[TASK DETAILS] Copy each line with the word "text" in it.
:: EXTRACTED MATERIAL
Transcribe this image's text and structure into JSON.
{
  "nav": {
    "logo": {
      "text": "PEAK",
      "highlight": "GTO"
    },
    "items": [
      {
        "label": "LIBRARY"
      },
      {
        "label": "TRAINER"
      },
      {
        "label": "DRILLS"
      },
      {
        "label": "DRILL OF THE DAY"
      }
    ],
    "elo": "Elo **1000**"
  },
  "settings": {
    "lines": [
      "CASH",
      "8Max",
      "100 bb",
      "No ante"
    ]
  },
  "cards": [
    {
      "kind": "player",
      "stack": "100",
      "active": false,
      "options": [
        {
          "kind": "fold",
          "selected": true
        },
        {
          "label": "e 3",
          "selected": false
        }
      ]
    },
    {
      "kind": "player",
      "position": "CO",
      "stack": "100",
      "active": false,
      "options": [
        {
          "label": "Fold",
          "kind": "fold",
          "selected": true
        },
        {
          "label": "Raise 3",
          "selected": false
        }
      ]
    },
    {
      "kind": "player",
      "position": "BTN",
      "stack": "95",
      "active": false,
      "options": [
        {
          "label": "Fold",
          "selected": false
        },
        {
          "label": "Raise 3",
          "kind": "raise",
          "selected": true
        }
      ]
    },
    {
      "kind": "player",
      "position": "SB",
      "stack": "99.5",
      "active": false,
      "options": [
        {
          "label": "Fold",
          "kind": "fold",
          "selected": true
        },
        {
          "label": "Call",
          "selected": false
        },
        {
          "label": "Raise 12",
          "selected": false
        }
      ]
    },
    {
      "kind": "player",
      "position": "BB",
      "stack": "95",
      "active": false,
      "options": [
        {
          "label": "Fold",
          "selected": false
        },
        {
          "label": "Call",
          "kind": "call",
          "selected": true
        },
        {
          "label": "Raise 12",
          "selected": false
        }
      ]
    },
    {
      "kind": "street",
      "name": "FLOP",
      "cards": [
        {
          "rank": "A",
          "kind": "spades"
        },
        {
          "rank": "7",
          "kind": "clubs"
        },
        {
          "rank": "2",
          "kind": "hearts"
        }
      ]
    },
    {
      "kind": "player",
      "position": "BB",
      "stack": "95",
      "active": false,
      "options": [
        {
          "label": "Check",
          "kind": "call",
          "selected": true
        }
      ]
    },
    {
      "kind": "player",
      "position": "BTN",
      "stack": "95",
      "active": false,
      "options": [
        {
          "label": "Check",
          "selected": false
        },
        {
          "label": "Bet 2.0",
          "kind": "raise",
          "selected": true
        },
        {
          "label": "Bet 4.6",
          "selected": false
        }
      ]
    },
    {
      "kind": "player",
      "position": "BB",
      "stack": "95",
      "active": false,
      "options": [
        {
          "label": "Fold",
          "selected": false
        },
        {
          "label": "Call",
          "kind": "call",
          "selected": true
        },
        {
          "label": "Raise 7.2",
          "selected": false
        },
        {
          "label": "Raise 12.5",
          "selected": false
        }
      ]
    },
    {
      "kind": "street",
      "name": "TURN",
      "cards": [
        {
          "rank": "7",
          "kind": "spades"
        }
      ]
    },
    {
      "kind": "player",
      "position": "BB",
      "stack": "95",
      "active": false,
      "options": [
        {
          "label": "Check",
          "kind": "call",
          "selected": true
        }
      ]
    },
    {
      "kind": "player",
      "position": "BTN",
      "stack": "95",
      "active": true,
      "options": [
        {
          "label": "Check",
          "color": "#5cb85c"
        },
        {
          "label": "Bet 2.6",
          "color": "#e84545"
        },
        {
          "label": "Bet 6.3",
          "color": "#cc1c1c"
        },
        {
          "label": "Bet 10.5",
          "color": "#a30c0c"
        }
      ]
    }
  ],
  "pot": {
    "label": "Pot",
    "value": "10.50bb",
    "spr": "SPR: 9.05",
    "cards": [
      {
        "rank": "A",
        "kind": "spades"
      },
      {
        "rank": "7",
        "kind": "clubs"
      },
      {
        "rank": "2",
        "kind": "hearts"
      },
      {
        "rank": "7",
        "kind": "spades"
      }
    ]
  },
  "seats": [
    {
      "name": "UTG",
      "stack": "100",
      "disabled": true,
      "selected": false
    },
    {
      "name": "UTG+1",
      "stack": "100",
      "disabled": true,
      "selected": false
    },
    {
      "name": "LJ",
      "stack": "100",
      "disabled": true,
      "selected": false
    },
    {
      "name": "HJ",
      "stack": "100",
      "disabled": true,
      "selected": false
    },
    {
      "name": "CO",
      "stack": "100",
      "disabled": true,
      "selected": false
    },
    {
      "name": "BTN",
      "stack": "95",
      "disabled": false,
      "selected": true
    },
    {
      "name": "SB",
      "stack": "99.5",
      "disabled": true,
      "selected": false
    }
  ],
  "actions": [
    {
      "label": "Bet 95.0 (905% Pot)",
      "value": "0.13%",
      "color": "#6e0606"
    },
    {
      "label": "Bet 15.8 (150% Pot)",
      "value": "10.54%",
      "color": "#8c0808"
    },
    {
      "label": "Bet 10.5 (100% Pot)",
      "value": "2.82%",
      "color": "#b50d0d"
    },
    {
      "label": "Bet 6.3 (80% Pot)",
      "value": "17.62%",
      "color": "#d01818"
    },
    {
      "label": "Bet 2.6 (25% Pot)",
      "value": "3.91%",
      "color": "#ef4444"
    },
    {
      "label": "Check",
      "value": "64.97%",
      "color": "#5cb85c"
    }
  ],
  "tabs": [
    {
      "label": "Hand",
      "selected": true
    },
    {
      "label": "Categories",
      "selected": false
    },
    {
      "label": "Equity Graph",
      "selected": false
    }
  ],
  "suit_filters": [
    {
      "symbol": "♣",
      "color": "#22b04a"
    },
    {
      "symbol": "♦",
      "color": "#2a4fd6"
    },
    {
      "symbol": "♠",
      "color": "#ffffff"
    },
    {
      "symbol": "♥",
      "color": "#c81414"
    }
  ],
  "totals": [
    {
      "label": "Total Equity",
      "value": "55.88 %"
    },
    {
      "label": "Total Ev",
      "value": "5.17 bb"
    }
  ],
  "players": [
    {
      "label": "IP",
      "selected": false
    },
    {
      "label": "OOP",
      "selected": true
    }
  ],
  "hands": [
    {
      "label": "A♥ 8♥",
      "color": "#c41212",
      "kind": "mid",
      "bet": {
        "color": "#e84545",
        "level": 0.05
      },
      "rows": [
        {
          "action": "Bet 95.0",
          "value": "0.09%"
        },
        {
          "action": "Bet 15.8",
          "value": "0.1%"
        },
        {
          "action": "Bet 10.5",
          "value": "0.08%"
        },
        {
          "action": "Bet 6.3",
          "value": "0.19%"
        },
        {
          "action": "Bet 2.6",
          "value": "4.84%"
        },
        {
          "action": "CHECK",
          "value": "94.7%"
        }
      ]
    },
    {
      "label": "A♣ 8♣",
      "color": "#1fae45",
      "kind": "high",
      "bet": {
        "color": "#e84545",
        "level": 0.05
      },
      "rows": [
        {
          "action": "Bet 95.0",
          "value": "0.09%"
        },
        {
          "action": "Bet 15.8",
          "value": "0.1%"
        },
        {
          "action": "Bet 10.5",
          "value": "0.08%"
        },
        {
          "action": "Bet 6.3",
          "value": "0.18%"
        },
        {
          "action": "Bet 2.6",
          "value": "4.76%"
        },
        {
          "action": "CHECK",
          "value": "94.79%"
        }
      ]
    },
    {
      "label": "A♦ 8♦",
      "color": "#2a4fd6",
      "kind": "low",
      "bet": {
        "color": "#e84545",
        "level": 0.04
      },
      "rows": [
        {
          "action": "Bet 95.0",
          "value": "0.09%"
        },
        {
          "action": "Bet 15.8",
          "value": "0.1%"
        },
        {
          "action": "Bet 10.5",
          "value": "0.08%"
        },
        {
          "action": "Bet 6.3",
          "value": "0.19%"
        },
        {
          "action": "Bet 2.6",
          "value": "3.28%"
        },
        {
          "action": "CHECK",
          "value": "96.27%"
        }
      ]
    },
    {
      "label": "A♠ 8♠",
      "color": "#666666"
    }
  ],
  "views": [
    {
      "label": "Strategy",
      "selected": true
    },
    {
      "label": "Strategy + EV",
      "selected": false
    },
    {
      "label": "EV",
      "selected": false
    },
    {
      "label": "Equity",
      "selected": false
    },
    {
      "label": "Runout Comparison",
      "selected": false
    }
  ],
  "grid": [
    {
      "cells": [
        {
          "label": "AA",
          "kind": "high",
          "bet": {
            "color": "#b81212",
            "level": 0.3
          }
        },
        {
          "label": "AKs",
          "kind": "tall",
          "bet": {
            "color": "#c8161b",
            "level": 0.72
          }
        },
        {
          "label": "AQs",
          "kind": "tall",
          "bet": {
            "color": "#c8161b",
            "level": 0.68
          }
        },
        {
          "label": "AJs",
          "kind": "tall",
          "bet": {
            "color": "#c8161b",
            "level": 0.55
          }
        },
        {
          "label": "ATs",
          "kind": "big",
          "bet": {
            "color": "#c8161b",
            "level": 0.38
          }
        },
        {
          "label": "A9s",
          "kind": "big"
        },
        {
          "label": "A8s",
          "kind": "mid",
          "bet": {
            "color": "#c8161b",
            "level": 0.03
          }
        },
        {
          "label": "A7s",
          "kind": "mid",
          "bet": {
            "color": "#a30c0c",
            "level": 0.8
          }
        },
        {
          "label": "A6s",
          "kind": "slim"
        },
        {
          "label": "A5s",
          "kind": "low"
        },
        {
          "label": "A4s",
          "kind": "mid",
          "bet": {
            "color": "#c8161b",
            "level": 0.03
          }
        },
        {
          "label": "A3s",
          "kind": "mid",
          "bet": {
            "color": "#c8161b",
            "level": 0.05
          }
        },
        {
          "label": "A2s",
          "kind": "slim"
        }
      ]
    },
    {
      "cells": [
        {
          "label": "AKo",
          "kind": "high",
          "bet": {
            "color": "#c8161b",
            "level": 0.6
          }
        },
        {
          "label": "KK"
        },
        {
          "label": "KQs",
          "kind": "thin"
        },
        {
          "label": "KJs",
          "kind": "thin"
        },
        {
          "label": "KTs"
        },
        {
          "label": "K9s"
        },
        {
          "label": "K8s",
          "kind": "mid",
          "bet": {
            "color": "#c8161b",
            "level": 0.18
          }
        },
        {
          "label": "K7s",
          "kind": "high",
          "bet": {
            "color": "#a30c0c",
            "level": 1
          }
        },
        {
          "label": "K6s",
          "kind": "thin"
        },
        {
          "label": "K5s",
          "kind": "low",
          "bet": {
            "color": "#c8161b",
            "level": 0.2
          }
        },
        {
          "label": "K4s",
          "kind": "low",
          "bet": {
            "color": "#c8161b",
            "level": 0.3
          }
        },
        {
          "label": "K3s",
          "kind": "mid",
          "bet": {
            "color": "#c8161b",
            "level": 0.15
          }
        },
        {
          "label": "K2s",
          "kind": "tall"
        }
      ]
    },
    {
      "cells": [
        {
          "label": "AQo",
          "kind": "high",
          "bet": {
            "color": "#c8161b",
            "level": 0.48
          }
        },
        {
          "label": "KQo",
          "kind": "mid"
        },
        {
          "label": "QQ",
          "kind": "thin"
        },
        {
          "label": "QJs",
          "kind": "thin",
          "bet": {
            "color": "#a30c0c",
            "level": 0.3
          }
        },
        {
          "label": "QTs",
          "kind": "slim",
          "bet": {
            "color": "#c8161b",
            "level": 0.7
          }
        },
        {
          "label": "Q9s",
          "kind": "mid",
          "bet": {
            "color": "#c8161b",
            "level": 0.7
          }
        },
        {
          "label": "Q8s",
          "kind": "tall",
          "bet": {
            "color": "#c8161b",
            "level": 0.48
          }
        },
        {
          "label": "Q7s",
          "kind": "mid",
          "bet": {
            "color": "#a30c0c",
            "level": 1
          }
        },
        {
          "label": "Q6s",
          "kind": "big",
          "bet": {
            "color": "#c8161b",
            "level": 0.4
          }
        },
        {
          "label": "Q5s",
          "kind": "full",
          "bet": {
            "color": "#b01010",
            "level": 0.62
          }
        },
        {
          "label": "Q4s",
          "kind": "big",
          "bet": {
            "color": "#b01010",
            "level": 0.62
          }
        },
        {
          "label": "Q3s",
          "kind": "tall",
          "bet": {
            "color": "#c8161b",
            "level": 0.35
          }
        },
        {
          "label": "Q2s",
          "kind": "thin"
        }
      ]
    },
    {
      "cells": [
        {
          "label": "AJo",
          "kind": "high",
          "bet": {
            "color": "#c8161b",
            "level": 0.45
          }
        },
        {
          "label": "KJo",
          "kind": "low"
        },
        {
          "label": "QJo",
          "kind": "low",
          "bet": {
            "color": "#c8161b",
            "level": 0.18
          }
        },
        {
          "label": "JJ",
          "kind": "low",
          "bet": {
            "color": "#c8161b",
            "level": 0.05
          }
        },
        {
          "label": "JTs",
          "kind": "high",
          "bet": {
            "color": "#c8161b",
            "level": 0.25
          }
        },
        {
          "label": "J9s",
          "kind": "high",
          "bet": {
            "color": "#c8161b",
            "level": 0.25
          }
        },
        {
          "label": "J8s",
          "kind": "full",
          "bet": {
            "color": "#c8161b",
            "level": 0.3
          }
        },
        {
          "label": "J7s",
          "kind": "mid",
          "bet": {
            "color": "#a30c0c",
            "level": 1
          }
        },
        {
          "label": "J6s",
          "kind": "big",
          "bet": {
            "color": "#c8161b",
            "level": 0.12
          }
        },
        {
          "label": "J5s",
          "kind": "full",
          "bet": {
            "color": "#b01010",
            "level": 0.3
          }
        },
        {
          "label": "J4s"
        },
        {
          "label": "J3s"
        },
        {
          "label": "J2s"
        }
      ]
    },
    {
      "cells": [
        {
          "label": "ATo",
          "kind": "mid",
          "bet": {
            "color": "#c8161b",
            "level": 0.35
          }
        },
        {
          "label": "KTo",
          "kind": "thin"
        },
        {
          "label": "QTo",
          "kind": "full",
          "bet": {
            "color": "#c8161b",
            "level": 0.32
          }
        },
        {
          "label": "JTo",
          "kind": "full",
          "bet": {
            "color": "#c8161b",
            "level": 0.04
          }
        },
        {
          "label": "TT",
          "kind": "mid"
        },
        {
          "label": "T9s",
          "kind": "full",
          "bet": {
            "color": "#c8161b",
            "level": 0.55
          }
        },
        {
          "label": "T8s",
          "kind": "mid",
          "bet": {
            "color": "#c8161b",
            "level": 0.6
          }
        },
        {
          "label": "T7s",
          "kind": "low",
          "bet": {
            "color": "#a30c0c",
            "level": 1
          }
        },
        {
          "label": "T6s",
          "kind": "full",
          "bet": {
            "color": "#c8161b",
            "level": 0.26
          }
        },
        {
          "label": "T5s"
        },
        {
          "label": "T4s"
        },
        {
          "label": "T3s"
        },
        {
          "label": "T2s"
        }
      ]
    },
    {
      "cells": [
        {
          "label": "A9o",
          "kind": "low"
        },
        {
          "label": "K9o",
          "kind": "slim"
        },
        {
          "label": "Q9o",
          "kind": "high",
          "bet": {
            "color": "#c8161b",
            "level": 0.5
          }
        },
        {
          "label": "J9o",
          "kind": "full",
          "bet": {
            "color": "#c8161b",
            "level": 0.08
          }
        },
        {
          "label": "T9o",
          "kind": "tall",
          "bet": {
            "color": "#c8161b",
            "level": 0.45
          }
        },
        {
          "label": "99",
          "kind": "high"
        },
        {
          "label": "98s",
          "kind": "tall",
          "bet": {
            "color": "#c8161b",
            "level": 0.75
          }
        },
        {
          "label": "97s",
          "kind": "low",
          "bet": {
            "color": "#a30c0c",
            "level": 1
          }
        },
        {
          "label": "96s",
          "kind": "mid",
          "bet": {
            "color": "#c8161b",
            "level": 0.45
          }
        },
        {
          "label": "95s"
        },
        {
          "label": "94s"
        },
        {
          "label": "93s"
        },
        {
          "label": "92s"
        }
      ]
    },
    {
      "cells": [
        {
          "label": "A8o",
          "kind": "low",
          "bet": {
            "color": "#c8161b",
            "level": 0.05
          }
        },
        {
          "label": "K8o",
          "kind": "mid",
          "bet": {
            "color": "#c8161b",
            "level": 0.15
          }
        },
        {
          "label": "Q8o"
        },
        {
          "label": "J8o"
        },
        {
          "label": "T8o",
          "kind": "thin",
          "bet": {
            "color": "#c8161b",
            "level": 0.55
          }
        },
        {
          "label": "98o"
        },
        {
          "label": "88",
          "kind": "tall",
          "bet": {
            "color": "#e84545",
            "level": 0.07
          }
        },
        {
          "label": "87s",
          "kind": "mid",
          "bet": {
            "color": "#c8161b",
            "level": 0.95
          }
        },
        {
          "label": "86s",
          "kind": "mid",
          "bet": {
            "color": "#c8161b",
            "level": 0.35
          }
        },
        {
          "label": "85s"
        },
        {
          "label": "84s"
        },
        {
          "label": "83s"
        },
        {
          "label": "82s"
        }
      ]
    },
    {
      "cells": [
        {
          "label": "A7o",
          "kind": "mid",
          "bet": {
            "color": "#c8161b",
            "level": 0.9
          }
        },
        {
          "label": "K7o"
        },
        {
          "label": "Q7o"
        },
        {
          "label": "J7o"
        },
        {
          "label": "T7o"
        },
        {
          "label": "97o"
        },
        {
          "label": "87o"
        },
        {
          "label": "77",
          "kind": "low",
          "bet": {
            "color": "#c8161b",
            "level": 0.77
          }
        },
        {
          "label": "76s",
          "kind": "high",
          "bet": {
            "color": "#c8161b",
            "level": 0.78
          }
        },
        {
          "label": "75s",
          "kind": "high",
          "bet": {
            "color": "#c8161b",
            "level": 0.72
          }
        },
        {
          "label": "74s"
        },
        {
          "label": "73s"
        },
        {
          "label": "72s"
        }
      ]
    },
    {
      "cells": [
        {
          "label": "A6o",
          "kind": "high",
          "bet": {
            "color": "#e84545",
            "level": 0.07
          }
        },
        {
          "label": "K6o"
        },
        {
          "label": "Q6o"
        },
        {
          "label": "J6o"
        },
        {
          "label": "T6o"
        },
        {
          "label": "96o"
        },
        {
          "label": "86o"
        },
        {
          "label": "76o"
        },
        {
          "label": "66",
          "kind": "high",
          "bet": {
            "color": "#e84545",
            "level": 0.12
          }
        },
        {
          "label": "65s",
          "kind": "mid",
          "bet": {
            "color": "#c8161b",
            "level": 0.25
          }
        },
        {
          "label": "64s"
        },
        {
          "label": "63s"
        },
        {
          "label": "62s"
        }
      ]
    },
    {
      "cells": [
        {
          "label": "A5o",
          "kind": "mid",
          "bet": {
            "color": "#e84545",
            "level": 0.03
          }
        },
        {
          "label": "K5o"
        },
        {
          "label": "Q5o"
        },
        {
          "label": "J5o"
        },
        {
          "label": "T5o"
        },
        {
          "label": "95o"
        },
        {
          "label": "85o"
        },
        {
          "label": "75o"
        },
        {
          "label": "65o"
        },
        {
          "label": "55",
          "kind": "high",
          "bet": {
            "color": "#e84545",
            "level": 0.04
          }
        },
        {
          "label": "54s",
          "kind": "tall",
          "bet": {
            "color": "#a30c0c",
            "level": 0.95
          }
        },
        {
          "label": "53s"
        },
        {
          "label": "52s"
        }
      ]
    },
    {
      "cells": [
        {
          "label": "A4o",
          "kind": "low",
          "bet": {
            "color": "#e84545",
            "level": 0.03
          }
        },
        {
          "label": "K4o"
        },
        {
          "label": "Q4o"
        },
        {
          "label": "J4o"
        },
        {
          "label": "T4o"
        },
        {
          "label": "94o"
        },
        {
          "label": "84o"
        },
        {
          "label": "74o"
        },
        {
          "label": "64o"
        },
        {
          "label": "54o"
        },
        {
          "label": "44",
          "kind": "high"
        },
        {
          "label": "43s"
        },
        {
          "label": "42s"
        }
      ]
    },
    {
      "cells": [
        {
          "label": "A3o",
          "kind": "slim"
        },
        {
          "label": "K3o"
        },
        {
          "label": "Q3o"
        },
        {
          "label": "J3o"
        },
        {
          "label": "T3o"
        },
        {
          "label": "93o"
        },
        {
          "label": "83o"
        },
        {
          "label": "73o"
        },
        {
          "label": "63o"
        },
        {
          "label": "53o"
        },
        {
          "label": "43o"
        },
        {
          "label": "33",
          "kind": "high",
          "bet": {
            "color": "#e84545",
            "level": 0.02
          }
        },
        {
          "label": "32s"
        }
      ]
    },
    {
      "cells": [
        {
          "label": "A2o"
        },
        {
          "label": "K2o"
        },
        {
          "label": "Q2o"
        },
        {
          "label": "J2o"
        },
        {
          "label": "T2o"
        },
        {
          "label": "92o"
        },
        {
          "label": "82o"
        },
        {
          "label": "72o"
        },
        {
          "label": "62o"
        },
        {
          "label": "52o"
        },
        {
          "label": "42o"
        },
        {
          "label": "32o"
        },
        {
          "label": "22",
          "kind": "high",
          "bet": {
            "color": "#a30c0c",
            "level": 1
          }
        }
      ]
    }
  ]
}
::::
[THE OUTPUT]
Transcribe this image's text and structure into JSON.
      "text": "PEAK",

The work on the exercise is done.